| Your instructions |
Return all lines with the word "detached" in them.

[Items from a dataset]
────────
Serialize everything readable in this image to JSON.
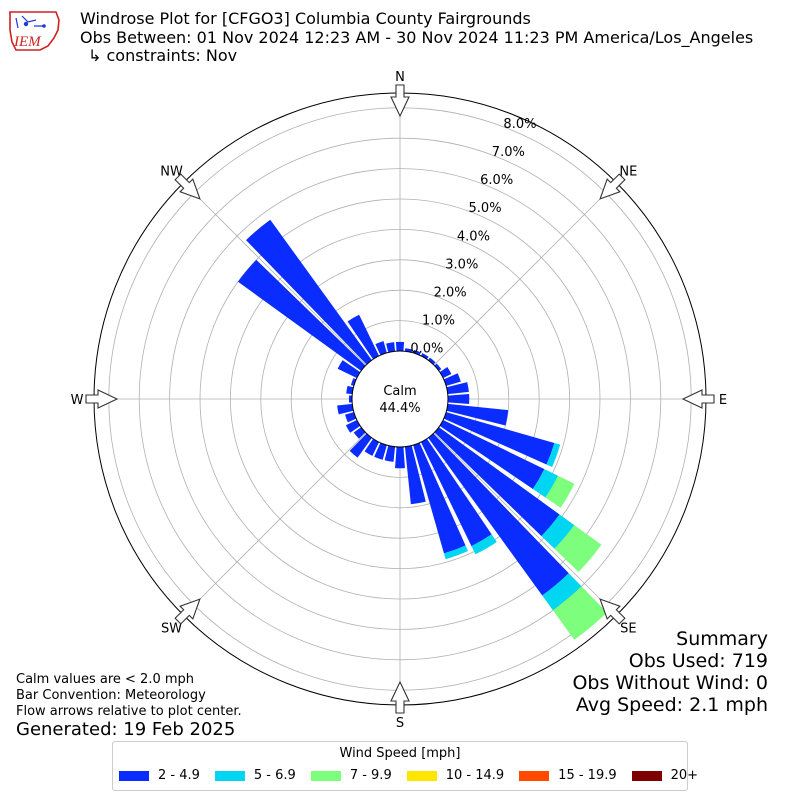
{
  "header": {
    "line1": "Windrose Plot for [CFGO3] Columbia County Fairgrounds",
    "line2": "Obs Between: 01 Nov 2024 12:23 AM - 30 Nov 2024 11:23 PM America/Los_Angeles",
    "line3": "↳ constraints: Nov",
    "logo_text": "IEM"
  },
  "chart_data": {
    "type": "windrose",
    "title": "Windrose Plot for [CFGO3] Columbia County Fairgrounds",
    "units": "%",
    "rmin": 0,
    "rmax": 8,
    "ring_labels": [
      "0.0%",
      "1.0%",
      "2.0%",
      "3.0%",
      "4.0%",
      "5.0%",
      "6.0%",
      "7.0%",
      "8.0%"
    ],
    "compass": [
      "N",
      "NE",
      "E",
      "SE",
      "S",
      "SW",
      "W",
      "NW"
    ],
    "calm_label": "Calm",
    "calm_value": "44.4%",
    "speed_bins": [
      {
        "label": "2 - 4.9",
        "color": "#0a2cff"
      },
      {
        "label": "5 - 6.9",
        "color": "#00d5f2"
      },
      {
        "label": "7 - 9.9",
        "color": "#7dff7d"
      },
      {
        "label": "10 - 14.9",
        "color": "#ffe600"
      },
      {
        "label": "15 - 19.9",
        "color": "#ff4a00"
      },
      {
        "label": "20+",
        "color": "#7f0000"
      }
    ],
    "directions": [
      0,
      10,
      20,
      30,
      40,
      50,
      60,
      70,
      80,
      90,
      100,
      110,
      120,
      130,
      140,
      150,
      160,
      170,
      180,
      190,
      200,
      210,
      220,
      230,
      240,
      250,
      260,
      270,
      280,
      290,
      300,
      310,
      320,
      330,
      340,
      350
    ],
    "values": [
      [
        0.3,
        0,
        0,
        0,
        0,
        0
      ],
      [
        0.1,
        0,
        0,
        0,
        0,
        0
      ],
      [
        0.1,
        0,
        0,
        0,
        0,
        0
      ],
      [
        0.1,
        0,
        0,
        0,
        0,
        0
      ],
      [
        0.1,
        0,
        0,
        0,
        0,
        0
      ],
      [
        0.1,
        0,
        0,
        0,
        0,
        0
      ],
      [
        0.3,
        0,
        0,
        0,
        0,
        0
      ],
      [
        0.5,
        0,
        0,
        0,
        0,
        0
      ],
      [
        0.7,
        0,
        0,
        0,
        0,
        0
      ],
      [
        0.7,
        0,
        0,
        0,
        0,
        0
      ],
      [
        2.0,
        0,
        0,
        0,
        0,
        0
      ],
      [
        3.7,
        0.2,
        0,
        0,
        0,
        0
      ],
      [
        3.7,
        0.5,
        0.6,
        0,
        0,
        0
      ],
      [
        4.9,
        0.6,
        1.1,
        0,
        0,
        0
      ],
      [
        6.4,
        0.6,
        1.2,
        0,
        0,
        0
      ],
      [
        3.8,
        0.3,
        0,
        0,
        0,
        0
      ],
      [
        3.7,
        0.2,
        0,
        0,
        0,
        0
      ],
      [
        1.9,
        0,
        0,
        0,
        0,
        0
      ],
      [
        0.7,
        0,
        0,
        0,
        0,
        0
      ],
      [
        0.5,
        0,
        0,
        0,
        0,
        0
      ],
      [
        0.5,
        0,
        0,
        0,
        0,
        0
      ],
      [
        0.5,
        0,
        0,
        0,
        0,
        0
      ],
      [
        0.8,
        0,
        0,
        0,
        0,
        0
      ],
      [
        0.3,
        0,
        0,
        0,
        0,
        0
      ],
      [
        0.4,
        0,
        0,
        0,
        0,
        0
      ],
      [
        0.3,
        0,
        0,
        0,
        0,
        0
      ],
      [
        0.5,
        0,
        0,
        0,
        0,
        0
      ],
      [
        0.1,
        0,
        0,
        0,
        0,
        0
      ],
      [
        0.2,
        0,
        0,
        0,
        0,
        0
      ],
      [
        0.1,
        0,
        0,
        0,
        0,
        0
      ],
      [
        0.7,
        0,
        0,
        0,
        0,
        0
      ],
      [
        5.0,
        0,
        0,
        0,
        0,
        0
      ],
      [
        5.7,
        0,
        0,
        0,
        0,
        0
      ],
      [
        1.5,
        0,
        0,
        0,
        0,
        0
      ],
      [
        0.4,
        0,
        0,
        0,
        0,
        0
      ],
      [
        0.3,
        0,
        0,
        0,
        0,
        0
      ]
    ],
    "grid": true
  },
  "notes": {
    "line1": "Calm values are < 2.0 mph",
    "line2": "Bar Convention: Meteorology",
    "line3": "Flow arrows relative to plot center.",
    "generated": "Generated: 19 Feb 2025"
  },
  "summary": {
    "title": "Summary",
    "obs_used": "Obs Used: 719",
    "obs_without_wind": "Obs Without Wind: 0",
    "avg_speed": "Avg Speed: 2.1 mph"
  },
  "legend": {
    "title": "Wind Speed [mph]"
  }
}
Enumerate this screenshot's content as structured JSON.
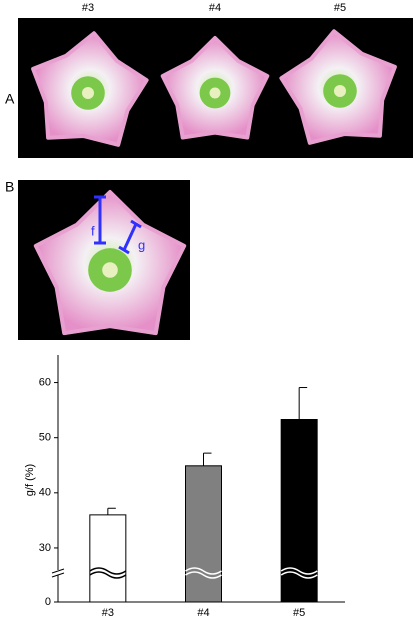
{
  "panel_a": {
    "label": "A",
    "photos": [
      "#3",
      "#4",
      "#5"
    ]
  },
  "panel_b": {
    "label": "B",
    "annotations": [
      "f",
      "g"
    ]
  },
  "chart_data": {
    "type": "bar",
    "y_label": "g/f (%)",
    "categories": [
      "#3",
      "#4",
      "#5"
    ],
    "series": [
      {
        "values": [
          36,
          44.9,
          53.3
        ],
        "errors": [
          1.2,
          2.3,
          5.8
        ],
        "colors": [
          "#ffffff",
          "#808080",
          "#000000"
        ]
      }
    ],
    "ylim": [
      0,
      65
    ],
    "yticks": [
      0,
      30,
      40,
      50,
      60
    ],
    "ybreak": [
      0,
      26
    ]
  }
}
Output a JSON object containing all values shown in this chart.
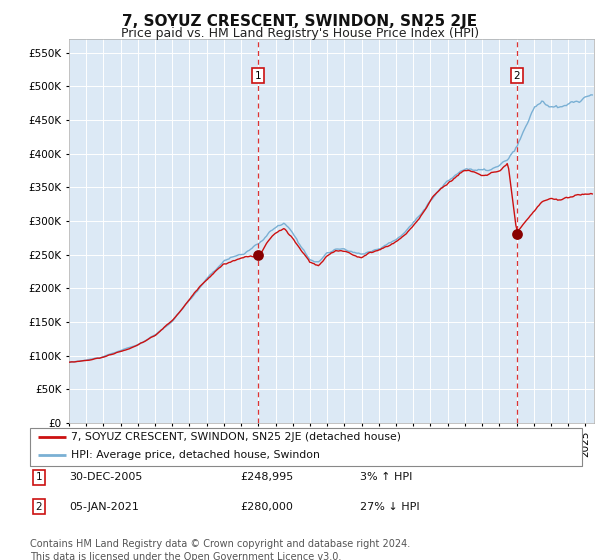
{
  "title": "7, SOYUZ CRESCENT, SWINDON, SN25 2JE",
  "subtitle": "Price paid vs. HM Land Registry's House Price Index (HPI)",
  "title_fontsize": 11,
  "subtitle_fontsize": 9,
  "background_color": "#ffffff",
  "plot_bg_color": "#dce9f5",
  "grid_color": "#ffffff",
  "ylim": [
    0,
    570000
  ],
  "yticks": [
    0,
    50000,
    100000,
    150000,
    200000,
    250000,
    300000,
    350000,
    400000,
    450000,
    500000,
    550000
  ],
  "ytick_labels": [
    "£0",
    "£50K",
    "£100K",
    "£150K",
    "£200K",
    "£250K",
    "£300K",
    "£350K",
    "£400K",
    "£450K",
    "£500K",
    "£550K"
  ],
  "xlim_start": 1995.0,
  "xlim_end": 2025.5,
  "xtick_years": [
    1995,
    1996,
    1997,
    1998,
    1999,
    2000,
    2001,
    2002,
    2003,
    2004,
    2005,
    2006,
    2007,
    2008,
    2009,
    2010,
    2011,
    2012,
    2013,
    2014,
    2015,
    2016,
    2017,
    2018,
    2019,
    2020,
    2021,
    2022,
    2023,
    2024,
    2025
  ],
  "sale1_x": 2005.99,
  "sale1_y": 248995,
  "sale1_label": "1",
  "sale2_x": 2021.01,
  "sale2_y": 280000,
  "sale2_label": "2",
  "vline_color": "#dd3333",
  "vline_style": "--",
  "dot_color": "#880000",
  "dot_size": 60,
  "red_line_color": "#cc1111",
  "blue_line_color": "#7ab0d4",
  "legend_label_red": "7, SOYUZ CRESCENT, SWINDON, SN25 2JE (detached house)",
  "legend_label_blue": "HPI: Average price, detached house, Swindon",
  "table_rows": [
    {
      "num": "1",
      "date": "30-DEC-2005",
      "price": "£248,995",
      "change": "3% ↑ HPI"
    },
    {
      "num": "2",
      "date": "05-JAN-2021",
      "price": "£280,000",
      "change": "27% ↓ HPI"
    }
  ],
  "footer": "Contains HM Land Registry data © Crown copyright and database right 2024.\nThis data is licensed under the Open Government Licence v3.0.",
  "footer_fontsize": 7.0,
  "hpi_anchors": [
    [
      1995.0,
      90000
    ],
    [
      1996.0,
      93000
    ],
    [
      1997.0,
      98000
    ],
    [
      1998.0,
      106000
    ],
    [
      1999.0,
      115000
    ],
    [
      2000.0,
      128000
    ],
    [
      2001.0,
      148000
    ],
    [
      2002.0,
      178000
    ],
    [
      2003.0,
      210000
    ],
    [
      2004.0,
      238000
    ],
    [
      2005.0,
      248000
    ],
    [
      2005.5,
      252000
    ],
    [
      2006.0,
      260000
    ],
    [
      2006.5,
      272000
    ],
    [
      2007.0,
      283000
    ],
    [
      2007.5,
      288000
    ],
    [
      2008.0,
      272000
    ],
    [
      2008.5,
      252000
    ],
    [
      2009.0,
      236000
    ],
    [
      2009.5,
      233000
    ],
    [
      2010.0,
      246000
    ],
    [
      2010.5,
      250000
    ],
    [
      2011.0,
      250000
    ],
    [
      2011.5,
      245000
    ],
    [
      2012.0,
      242000
    ],
    [
      2012.5,
      248000
    ],
    [
      2013.0,
      252000
    ],
    [
      2013.5,
      258000
    ],
    [
      2014.0,
      265000
    ],
    [
      2014.5,
      275000
    ],
    [
      2015.0,
      290000
    ],
    [
      2015.5,
      308000
    ],
    [
      2016.0,
      325000
    ],
    [
      2016.5,
      340000
    ],
    [
      2017.0,
      352000
    ],
    [
      2017.5,
      362000
    ],
    [
      2018.0,
      372000
    ],
    [
      2018.5,
      370000
    ],
    [
      2019.0,
      366000
    ],
    [
      2019.5,
      368000
    ],
    [
      2020.0,
      372000
    ],
    [
      2020.5,
      380000
    ],
    [
      2021.0,
      395000
    ],
    [
      2021.5,
      420000
    ],
    [
      2022.0,
      448000
    ],
    [
      2022.5,
      460000
    ],
    [
      2023.0,
      452000
    ],
    [
      2023.5,
      448000
    ],
    [
      2024.0,
      450000
    ],
    [
      2024.5,
      455000
    ],
    [
      2025.0,
      460000
    ],
    [
      2025.4,
      462000
    ]
  ],
  "red_anchors": [
    [
      1995.0,
      90000
    ],
    [
      1996.0,
      93000
    ],
    [
      1997.0,
      98000
    ],
    [
      1998.0,
      107000
    ],
    [
      1999.0,
      116000
    ],
    [
      2000.0,
      130000
    ],
    [
      2001.0,
      152000
    ],
    [
      2002.0,
      183000
    ],
    [
      2003.0,
      215000
    ],
    [
      2004.0,
      240000
    ],
    [
      2005.0,
      248000
    ],
    [
      2005.5,
      251000
    ],
    [
      2005.99,
      248995
    ],
    [
      2006.5,
      270000
    ],
    [
      2007.0,
      285000
    ],
    [
      2007.5,
      290000
    ],
    [
      2008.0,
      275000
    ],
    [
      2008.5,
      255000
    ],
    [
      2009.0,
      238000
    ],
    [
      2009.5,
      232000
    ],
    [
      2010.0,
      245000
    ],
    [
      2010.5,
      252000
    ],
    [
      2011.0,
      252000
    ],
    [
      2011.5,
      248000
    ],
    [
      2012.0,
      244000
    ],
    [
      2012.5,
      250000
    ],
    [
      2013.0,
      255000
    ],
    [
      2013.5,
      260000
    ],
    [
      2014.0,
      268000
    ],
    [
      2014.5,
      278000
    ],
    [
      2015.0,
      292000
    ],
    [
      2015.5,
      310000
    ],
    [
      2016.0,
      328000
    ],
    [
      2016.5,
      344000
    ],
    [
      2017.0,
      356000
    ],
    [
      2017.5,
      366000
    ],
    [
      2018.0,
      375000
    ],
    [
      2018.5,
      373000
    ],
    [
      2019.0,
      368000
    ],
    [
      2019.5,
      372000
    ],
    [
      2020.0,
      375000
    ],
    [
      2020.5,
      382000
    ],
    [
      2021.01,
      280000
    ],
    [
      2021.5,
      292000
    ],
    [
      2022.0,
      305000
    ],
    [
      2022.5,
      318000
    ],
    [
      2023.0,
      325000
    ],
    [
      2023.5,
      322000
    ],
    [
      2024.0,
      325000
    ],
    [
      2024.5,
      328000
    ],
    [
      2025.0,
      330000
    ],
    [
      2025.4,
      332000
    ]
  ]
}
────────
| Solution to this task |
  "legend_label_red": "7, SOYUZ CRESCENT, SWINDON, SN25 2JE (detached house)",
  "legend_label_blue": "HPI: Average price, detached house, Swindon",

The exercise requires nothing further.